▶ **WORK TO DO**: Transcribe every line of the records verbatim.

▶ **LISTING**:
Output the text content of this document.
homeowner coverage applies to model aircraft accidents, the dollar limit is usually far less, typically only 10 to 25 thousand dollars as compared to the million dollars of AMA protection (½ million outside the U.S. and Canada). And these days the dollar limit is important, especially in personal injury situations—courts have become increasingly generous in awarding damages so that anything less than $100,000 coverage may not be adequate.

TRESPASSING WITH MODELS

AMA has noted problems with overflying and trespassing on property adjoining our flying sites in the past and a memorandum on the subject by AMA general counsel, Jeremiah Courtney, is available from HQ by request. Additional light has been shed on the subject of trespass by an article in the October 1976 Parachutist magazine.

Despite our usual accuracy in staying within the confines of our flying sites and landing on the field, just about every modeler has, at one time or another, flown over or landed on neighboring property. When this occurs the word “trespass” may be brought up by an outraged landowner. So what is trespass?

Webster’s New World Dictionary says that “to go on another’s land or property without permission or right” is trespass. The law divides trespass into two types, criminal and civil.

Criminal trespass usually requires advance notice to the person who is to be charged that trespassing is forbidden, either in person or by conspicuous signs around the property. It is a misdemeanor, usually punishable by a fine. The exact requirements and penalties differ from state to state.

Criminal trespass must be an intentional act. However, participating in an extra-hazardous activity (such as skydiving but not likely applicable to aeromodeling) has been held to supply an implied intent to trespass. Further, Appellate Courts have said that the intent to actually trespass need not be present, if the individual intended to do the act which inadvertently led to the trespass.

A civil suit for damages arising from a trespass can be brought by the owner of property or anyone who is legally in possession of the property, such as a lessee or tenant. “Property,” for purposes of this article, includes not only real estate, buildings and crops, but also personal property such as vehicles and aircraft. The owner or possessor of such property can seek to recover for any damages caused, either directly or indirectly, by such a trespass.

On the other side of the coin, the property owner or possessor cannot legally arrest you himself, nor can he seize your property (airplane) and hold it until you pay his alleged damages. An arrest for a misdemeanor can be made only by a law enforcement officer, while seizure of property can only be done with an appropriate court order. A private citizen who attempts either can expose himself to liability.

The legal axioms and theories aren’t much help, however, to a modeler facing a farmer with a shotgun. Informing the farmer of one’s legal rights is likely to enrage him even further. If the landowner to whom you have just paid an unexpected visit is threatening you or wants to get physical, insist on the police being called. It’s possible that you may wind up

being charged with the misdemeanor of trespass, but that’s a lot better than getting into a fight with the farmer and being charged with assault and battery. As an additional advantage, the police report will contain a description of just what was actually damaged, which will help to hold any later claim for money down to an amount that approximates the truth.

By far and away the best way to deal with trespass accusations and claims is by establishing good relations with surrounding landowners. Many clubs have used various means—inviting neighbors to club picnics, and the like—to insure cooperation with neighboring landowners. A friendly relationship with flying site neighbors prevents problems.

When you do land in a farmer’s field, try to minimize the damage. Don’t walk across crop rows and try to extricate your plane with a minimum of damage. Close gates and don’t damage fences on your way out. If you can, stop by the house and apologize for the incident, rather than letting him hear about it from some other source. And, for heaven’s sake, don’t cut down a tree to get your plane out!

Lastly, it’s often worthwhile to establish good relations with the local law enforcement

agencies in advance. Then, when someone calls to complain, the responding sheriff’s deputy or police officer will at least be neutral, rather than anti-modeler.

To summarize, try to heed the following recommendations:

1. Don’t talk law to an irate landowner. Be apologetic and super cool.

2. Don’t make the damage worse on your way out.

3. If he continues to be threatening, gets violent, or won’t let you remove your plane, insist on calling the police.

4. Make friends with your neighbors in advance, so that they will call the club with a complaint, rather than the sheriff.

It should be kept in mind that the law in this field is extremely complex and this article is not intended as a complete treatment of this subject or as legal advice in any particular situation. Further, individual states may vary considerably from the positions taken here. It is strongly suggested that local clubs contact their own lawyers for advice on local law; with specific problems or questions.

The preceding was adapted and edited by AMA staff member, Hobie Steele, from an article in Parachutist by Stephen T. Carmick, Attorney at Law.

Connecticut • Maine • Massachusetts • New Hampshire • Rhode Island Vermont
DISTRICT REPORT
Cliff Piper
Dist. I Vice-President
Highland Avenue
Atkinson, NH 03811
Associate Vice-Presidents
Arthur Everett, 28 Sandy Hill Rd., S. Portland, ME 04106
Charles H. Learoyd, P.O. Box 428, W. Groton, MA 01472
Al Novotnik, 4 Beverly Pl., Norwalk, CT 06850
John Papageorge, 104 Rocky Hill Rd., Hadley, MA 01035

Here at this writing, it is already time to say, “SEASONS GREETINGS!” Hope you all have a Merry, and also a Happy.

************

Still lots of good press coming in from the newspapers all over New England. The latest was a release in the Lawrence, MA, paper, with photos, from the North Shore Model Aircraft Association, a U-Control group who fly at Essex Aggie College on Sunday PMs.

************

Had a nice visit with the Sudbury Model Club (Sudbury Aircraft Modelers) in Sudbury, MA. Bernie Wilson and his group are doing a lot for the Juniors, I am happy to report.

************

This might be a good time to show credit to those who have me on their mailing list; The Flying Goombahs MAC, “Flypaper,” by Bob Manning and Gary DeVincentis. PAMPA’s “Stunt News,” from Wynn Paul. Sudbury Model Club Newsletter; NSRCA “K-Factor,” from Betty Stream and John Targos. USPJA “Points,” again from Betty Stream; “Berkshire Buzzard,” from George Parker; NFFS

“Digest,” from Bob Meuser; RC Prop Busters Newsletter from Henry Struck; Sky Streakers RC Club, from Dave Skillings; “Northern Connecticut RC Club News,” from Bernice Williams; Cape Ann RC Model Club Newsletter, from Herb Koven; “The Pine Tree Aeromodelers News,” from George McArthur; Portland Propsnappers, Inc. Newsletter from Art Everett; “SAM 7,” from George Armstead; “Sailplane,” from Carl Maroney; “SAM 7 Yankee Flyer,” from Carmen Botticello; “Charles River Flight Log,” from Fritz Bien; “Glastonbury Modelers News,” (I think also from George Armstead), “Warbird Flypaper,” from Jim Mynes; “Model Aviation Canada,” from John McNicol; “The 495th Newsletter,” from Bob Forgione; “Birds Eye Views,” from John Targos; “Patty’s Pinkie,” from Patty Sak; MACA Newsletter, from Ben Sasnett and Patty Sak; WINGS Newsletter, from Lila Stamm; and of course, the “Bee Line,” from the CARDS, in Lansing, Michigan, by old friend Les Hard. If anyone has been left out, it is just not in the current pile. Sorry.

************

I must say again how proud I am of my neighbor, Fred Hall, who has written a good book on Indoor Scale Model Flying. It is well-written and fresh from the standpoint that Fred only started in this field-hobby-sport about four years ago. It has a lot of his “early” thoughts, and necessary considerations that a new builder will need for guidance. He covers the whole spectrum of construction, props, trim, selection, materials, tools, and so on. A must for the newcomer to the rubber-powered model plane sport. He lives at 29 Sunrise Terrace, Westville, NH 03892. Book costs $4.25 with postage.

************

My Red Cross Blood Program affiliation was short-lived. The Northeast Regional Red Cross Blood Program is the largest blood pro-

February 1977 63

▶ **EXERCISE SOLUTION**:
Output the text content of this document.
homeowner coverage applies to model aircraft accidents, the dollar limit is usually far less, typically only 10 to 25 thousand dollars as compared to the million dollars of AMA protection (½ million outside the U.S. and Canada). And these days the dollar limit is important, especially in personal injury situations—courts have become increasingly generous in awarding damages so that anything less than $100,000 coverage may not be adequate.

TRESPASSING WITH MODELS

AMA has noted problems with overflying and trespassing on property adjoining our flying sites in the past and a memorandum on the subject by AMA general counsel, Jeremiah Courtney, is available from HQ by request. Additional light has been shed on the subject of trespass by an article in the October 1976 Parachutist magazine.

Despite our usual accuracy in staying within the confines of our flying sites and landing on the field, just about every modeler has, at one time or another, flown over or landed on neighboring property. When this occurs the word “trespass” may be brought up by an outraged landowner. So what is trespass?

Webster’s New World Dictionary says that “to go on another’s land or property without permission or right” is trespass. The law divides trespass into two types, criminal and civil.

Criminal trespass usually requires advance notice to the person who is to be charged that trespassing is forbidden, either in person or by conspicuous signs around the property. It is a misdemeanor, usually punishable by a fine. The exact requirements and penalties differ from state to state.

Criminal trespass must be an intentional act. However, participating in an extra-hazardous activity (such as skydiving but not likely applicable to aeromodeling) has been held to supply an implied intent to trespass. Further, Appellate Courts have said that the intent to actually trespass need not be present, if the individual intended to do the act which inadvertently led to the trespass.

A civil suit for damages arising from a trespass can be brought by the owner of property or anyone who is legally in possession of the property, such as a lessee or tenant. “Property,” for purposes of this article, includes not only real estate, buildings and crops, but also personal property such as vehicles and aircraft. The owner or possessor of such property can seek to recover for any damages caused, either directly or indirectly, by such a trespass.

On the other side of the coin, the property owner or possessor cannot legally arrest you himself, nor can he seize your property (airplane) and hold it until you pay his alleged damages. An arrest for a misdemeanor can be made only by a law enforcement officer, while seizure of property can only be done with an appropriate court order. A private citizen who attempts either can expose himself to liability.

The legal axioms and theories aren’t much help, however, to a modeler facing a farmer with a shotgun. Informing the farmer of one’s legal rights is likely to enrage him even further. If the landowner to whom you have just paid an unexpected visit is threatening you or wants to get physical, insist on the police being called. It’s possible that you may wind up

being charged with the misdemeanor of trespass, but that’s a lot better than getting into a fight with the farmer and being charged with assault and battery. As an additional advantage, the police report will contain a description of just what was actually damaged, which will help to hold any later claim for money down to an amount that approximates the truth.

By far and away the best way to deal with trespass accusations and claims is by establishing good relations with surrounding landowners. Many clubs have used various means—inviting neighbors to club picnics, and the like—to insure cooperation with neighboring landowners. A friendly relationship with flying site neighbors prevents problems.

When you do land in a farmer’s field, try to minimize the damage. Don’t walk across crop rows and try to extricate your plane with a minimum of damage. Close gates and don’t damage fences on your way out. If you can, stop by the house and apologize for the incident, rather than letting him hear about it from some other source. And, for heaven’s sake, don’t cut down a tree to get your plane out!

Lastly, it’s often worthwhile to establish good relations with the local law enforcement

agencies in advance. Then, when someone calls to complain, the responding sheriff’s deputy or police officer will at least be neutral, rather than anti-modeler.

To summarize, try to heed the following recommendations:

1. Don’t talk law to an irate landowner. Be apologetic and super cool.

2. Don’t make the damage worse on your way out.

3. If he continues to be threatening, gets violent, or won’t let you remove your plane, insist on calling the police.

4. Make friends with your neighbors in advance, so that they will call the club with a complaint, rather than the sheriff.

It should be kept in mind that the law in this field is extremely complex and this article is not intended as a complete treatment of this subject or as legal advice in any particular situation. Further, individual states may vary considerably from the positions taken here. It is strongly suggested that local clubs contact their own lawyers for advice on local law; with specific problems or questions.

The preceding was adapted and edited by AMA staff member, Hobie Steele, from an article in Parachutist by Stephen T. Carmick, Attorney at Law.

Connecticut • Maine • Massachusetts • New Hampshire • Rhode Island Vermont
DISTRICT REPORT
Cliff Piper
Dist. I Vice-President
Highland Avenue
Atkinson, NH 03811
Associate Vice-Presidents
Arthur Everett, 28 Sandy Hill Rd., S. Portland, ME 04106
Charles H. Learoyd, P.O. Box 428, W. Groton, MA 01472
Al Novotnik, 4 Beverly Pl., Norwalk, CT 06850
John Papageorge, 104 Rocky Hill Rd., Hadley, MA 01035

Here at this writing, it is already time to say, “SEASONS GREETINGS!” Hope you all have a Merry, and also a Happy.

************

Still lots of good press coming in from the newspapers all over New England. The latest was a release in the Lawrence, MA, paper, with photos, from the North Shore Model Aircraft Association, a U-Control group who fly at Essex Aggie College on Sunday PMs.

************

Had a nice visit with the Sudbury Model Club (Sudbury Aircraft Modelers) in Sudbury, MA. Bernie Wilson and his group are doing a lot for the Juniors, I am happy to report.

************

This might be a good time to show credit to those who have me on their mailing list; The Flying Goombahs MAC, “Flypaper,” by Bob Manning and Gary DeVincentis. PAMPA’s “Stunt News,” from Wynn Paul. Sudbury Model Club Newsletter; NSRCA “K-Factor,” from Betty Stream and John Targos. USPJA “Points,” again from Betty Stream; “Berkshire Buzzard,” from George Parker; NFFS

“Digest,” from Bob Meuser; RC Prop Busters Newsletter from Henry Struck; Sky Streakers RC Club, from Dave Skillings; “Northern Connecticut RC Club News,” from Bernice Williams; Cape Ann RC Model Club Newsletter, from Herb Koven; “The Pine Tree Aeromodelers News,” from George McArthur; Portland Propsnappers, Inc. Newsletter from Art Everett; “SAM 7,” from George Armstead; “Sailplane,” from Carl Maroney; “SAM 7 Yankee Flyer,” from Carmen Botticello; “Charles River Flight Log,” from Fritz Bien; “Glastonbury Modelers News,” (I think also from George Armstead), “Warbird Flypaper,” from Jim Mynes; “Model Aviation Canada,” from John McNicol; “The 495th Newsletter,” from Bob Forgione; “Birds Eye Views,” from John Targos; “Patty’s Pinkie,” from Patty Sak; MACA Newsletter, from Ben Sasnett and Patty Sak; WINGS Newsletter, from Lila Stamm; and of course, the “Bee Line,” from the CARDS, in Lansing, Michigan, by old friend Les Hard. If anyone has been left out, it is just not in the current pile. Sorry.

************

I must say again how proud I am of my neighbor, Fred Hall, who has written a good book on Indoor Scale Model Flying. It is well-written and fresh from the standpoint that Fred only started in this field-hobby-sport about four years ago. It has a lot of his “early” thoughts, and necessary considerations that a new builder will need for guidance. He covers the whole spectrum of construction, props, trim, selection, materials, tools, and so on. A must for the newcomer to the rubber-powered model plane sport. He lives at 29 Sunrise Terrace, Westville, NH 03892. Book costs $4.25 with postage.

************

My Red Cross Blood Program affiliation was short-lived. The Northeast Regional Red Cross Blood Program is the largest blood pro-

February 1977 63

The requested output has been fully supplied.